[ENTRIES PROVIDED]
....................
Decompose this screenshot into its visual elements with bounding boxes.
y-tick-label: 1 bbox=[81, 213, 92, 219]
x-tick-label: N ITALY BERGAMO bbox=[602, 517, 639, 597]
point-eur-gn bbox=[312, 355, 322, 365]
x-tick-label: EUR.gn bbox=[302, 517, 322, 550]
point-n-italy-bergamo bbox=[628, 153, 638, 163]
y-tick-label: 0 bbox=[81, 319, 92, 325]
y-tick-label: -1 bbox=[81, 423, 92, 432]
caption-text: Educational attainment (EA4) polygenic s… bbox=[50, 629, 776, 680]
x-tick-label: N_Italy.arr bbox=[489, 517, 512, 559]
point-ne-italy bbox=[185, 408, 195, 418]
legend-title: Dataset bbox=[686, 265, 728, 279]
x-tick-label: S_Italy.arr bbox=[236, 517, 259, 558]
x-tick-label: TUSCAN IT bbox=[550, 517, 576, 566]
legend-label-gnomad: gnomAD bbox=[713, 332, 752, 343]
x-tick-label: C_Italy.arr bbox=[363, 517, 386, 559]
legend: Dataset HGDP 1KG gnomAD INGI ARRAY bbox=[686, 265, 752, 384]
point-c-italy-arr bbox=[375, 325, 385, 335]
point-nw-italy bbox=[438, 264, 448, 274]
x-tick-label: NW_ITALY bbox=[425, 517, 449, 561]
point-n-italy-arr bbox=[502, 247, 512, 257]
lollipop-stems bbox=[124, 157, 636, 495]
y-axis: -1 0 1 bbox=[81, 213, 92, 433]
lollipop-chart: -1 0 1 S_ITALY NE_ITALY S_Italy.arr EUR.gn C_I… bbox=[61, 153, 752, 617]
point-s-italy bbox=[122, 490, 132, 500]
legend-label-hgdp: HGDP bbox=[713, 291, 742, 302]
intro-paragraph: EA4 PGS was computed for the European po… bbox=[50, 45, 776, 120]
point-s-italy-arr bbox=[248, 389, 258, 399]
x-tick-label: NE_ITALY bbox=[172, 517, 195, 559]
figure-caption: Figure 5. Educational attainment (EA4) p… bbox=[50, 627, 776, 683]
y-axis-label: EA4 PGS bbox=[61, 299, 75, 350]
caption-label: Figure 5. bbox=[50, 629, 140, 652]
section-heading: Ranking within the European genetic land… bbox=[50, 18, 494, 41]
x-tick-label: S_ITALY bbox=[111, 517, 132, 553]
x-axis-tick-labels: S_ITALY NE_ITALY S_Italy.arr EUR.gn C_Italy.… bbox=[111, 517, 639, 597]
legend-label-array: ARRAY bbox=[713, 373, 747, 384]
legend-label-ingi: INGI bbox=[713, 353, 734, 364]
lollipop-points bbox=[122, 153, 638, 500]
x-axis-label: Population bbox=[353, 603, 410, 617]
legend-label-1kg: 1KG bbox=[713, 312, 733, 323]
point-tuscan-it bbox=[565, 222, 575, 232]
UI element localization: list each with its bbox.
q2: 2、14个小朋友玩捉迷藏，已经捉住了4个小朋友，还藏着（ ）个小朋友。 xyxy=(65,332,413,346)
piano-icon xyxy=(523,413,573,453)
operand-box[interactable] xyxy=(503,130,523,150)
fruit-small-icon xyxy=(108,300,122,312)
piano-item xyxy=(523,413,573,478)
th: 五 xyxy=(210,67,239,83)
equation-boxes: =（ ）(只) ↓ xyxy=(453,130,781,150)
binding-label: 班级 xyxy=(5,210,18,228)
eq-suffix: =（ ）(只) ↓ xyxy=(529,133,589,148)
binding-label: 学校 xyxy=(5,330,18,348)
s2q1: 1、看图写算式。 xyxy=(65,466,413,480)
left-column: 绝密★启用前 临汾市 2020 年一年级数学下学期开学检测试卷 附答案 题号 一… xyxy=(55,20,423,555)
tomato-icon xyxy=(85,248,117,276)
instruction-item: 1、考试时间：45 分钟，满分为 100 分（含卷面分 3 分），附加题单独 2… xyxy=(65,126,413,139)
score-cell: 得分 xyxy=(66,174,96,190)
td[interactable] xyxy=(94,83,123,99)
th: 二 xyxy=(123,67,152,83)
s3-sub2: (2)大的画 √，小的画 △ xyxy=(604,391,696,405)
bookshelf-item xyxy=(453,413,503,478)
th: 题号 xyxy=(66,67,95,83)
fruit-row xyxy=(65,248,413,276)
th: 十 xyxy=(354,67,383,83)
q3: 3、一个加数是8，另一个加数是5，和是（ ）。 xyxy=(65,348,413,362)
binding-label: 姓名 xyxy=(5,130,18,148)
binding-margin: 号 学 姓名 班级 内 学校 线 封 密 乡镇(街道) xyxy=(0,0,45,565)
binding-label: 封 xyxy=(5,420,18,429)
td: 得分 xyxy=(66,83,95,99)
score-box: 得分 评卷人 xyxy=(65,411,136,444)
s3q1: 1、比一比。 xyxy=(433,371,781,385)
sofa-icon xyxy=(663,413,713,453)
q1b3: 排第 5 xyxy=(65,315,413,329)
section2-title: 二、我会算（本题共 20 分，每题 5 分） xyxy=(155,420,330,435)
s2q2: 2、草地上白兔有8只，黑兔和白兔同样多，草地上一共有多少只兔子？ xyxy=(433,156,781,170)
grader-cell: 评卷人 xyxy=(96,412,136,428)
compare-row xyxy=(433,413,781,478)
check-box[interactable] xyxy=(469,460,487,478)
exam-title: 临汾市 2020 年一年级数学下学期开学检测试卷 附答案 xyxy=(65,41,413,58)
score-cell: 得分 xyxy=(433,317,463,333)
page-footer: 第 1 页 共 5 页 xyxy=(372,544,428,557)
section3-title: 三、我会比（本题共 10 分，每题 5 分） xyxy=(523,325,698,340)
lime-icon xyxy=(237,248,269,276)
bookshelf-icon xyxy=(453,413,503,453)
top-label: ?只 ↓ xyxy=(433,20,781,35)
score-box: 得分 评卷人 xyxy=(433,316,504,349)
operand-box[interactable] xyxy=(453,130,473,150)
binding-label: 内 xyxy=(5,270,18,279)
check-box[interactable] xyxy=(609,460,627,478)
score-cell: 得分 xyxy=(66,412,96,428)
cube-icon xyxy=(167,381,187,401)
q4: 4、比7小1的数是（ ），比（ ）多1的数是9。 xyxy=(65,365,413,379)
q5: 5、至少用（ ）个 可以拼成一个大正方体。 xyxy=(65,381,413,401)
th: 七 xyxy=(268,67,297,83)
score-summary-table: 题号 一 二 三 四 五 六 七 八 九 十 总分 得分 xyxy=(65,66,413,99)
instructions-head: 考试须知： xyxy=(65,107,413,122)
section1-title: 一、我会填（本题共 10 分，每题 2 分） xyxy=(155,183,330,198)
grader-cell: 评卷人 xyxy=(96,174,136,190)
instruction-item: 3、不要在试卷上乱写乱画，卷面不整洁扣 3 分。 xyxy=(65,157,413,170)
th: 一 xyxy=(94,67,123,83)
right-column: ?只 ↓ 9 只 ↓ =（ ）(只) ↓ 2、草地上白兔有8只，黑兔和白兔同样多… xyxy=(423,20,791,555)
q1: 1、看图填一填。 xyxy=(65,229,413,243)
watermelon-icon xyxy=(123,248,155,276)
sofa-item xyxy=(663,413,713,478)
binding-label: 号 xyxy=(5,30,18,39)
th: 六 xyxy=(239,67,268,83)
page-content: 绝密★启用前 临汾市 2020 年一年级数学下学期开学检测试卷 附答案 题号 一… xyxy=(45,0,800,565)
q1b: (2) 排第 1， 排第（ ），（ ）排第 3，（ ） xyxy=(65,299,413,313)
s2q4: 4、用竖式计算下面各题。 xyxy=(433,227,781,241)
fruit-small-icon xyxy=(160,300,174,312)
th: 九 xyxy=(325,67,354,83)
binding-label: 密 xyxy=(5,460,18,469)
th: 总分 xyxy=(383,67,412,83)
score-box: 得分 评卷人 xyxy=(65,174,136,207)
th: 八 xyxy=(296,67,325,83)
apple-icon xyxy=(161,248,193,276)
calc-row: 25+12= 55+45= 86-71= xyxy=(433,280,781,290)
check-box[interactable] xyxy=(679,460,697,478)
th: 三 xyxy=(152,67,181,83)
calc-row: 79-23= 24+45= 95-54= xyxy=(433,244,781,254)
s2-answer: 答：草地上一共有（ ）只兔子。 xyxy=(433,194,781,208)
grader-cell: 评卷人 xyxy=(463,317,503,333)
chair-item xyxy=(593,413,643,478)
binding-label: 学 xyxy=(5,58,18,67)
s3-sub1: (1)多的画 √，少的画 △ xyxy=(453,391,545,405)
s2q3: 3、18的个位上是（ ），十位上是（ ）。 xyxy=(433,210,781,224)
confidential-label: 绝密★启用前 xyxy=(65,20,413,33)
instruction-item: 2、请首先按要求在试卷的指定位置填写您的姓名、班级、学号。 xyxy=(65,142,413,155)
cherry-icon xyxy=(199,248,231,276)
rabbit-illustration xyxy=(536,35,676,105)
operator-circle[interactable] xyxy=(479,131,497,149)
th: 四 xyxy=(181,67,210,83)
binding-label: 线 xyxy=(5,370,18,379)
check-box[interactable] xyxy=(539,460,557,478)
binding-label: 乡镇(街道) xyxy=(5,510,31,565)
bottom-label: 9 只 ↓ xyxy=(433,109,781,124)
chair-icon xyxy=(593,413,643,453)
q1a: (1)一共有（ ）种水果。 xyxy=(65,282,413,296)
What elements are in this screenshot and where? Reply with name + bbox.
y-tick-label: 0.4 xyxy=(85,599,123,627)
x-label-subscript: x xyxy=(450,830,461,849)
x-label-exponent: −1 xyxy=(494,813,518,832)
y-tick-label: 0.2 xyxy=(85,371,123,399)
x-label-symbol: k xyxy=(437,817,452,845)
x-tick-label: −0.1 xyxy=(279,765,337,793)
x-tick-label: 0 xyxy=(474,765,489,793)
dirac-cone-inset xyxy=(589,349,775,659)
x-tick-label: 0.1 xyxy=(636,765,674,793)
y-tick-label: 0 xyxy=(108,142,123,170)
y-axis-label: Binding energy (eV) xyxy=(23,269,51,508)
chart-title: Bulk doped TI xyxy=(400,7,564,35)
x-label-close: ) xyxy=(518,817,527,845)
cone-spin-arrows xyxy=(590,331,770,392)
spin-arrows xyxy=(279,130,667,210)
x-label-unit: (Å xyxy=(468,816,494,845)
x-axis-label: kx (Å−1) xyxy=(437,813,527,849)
....................
[WHAT THIS TASK INVOLVES]
Please write out the lines word for word, beginning with the first line and stopping after the line that contains "y-axis-label: EA4 PGS bbox=[61, 299, 75, 350]".

[RESPONSE FOR THIS EXERCISE]
Decompose this screenshot into its visual elements with bounding boxes.
y-tick-label: 1 bbox=[81, 213, 92, 219]
x-tick-label: N ITALY BERGAMO bbox=[602, 517, 639, 597]
point-eur-gn bbox=[312, 355, 322, 365]
x-tick-label: EUR.gn bbox=[302, 517, 322, 550]
point-n-italy-bergamo bbox=[628, 153, 638, 163]
y-tick-label: 0 bbox=[81, 319, 92, 325]
y-tick-label: -1 bbox=[81, 423, 92, 432]
caption-text: Educational attainment (EA4) polygenic s… bbox=[50, 629, 776, 680]
x-tick-label: N_Italy.arr bbox=[489, 517, 512, 559]
point-ne-italy bbox=[185, 408, 195, 418]
legend-title: Dataset bbox=[686, 265, 728, 279]
x-tick-label: S_Italy.arr bbox=[236, 517, 259, 558]
x-tick-label: TUSCAN IT bbox=[550, 517, 576, 566]
legend-label-gnomad: gnomAD bbox=[713, 332, 752, 343]
x-tick-label: C_Italy.arr bbox=[363, 517, 386, 559]
legend: Dataset HGDP 1KG gnomAD INGI ARRAY bbox=[686, 265, 752, 384]
point-c-italy-arr bbox=[375, 325, 385, 335]
point-nw-italy bbox=[438, 264, 448, 274]
x-tick-label: NW_ITALY bbox=[425, 517, 449, 561]
point-n-italy-arr bbox=[502, 247, 512, 257]
lollipop-stems bbox=[124, 157, 636, 495]
y-axis: -1 0 1 bbox=[81, 213, 92, 433]
lollipop-chart: -1 0 1 S_ITALY NE_ITALY S_Italy.arr EUR.gn C_I… bbox=[61, 153, 752, 617]
point-s-italy bbox=[122, 490, 132, 500]
legend-label-hgdp: HGDP bbox=[713, 291, 742, 302]
intro-paragraph: EA4 PGS was computed for the European po… bbox=[50, 45, 776, 120]
point-s-italy-arr bbox=[248, 389, 258, 399]
x-tick-label: NE_ITALY bbox=[172, 517, 195, 559]
figure-caption: Figure 5. Educational attainment (EA4) p… bbox=[50, 627, 776, 683]
y-axis-label: EA4 PGS bbox=[61, 299, 75, 350]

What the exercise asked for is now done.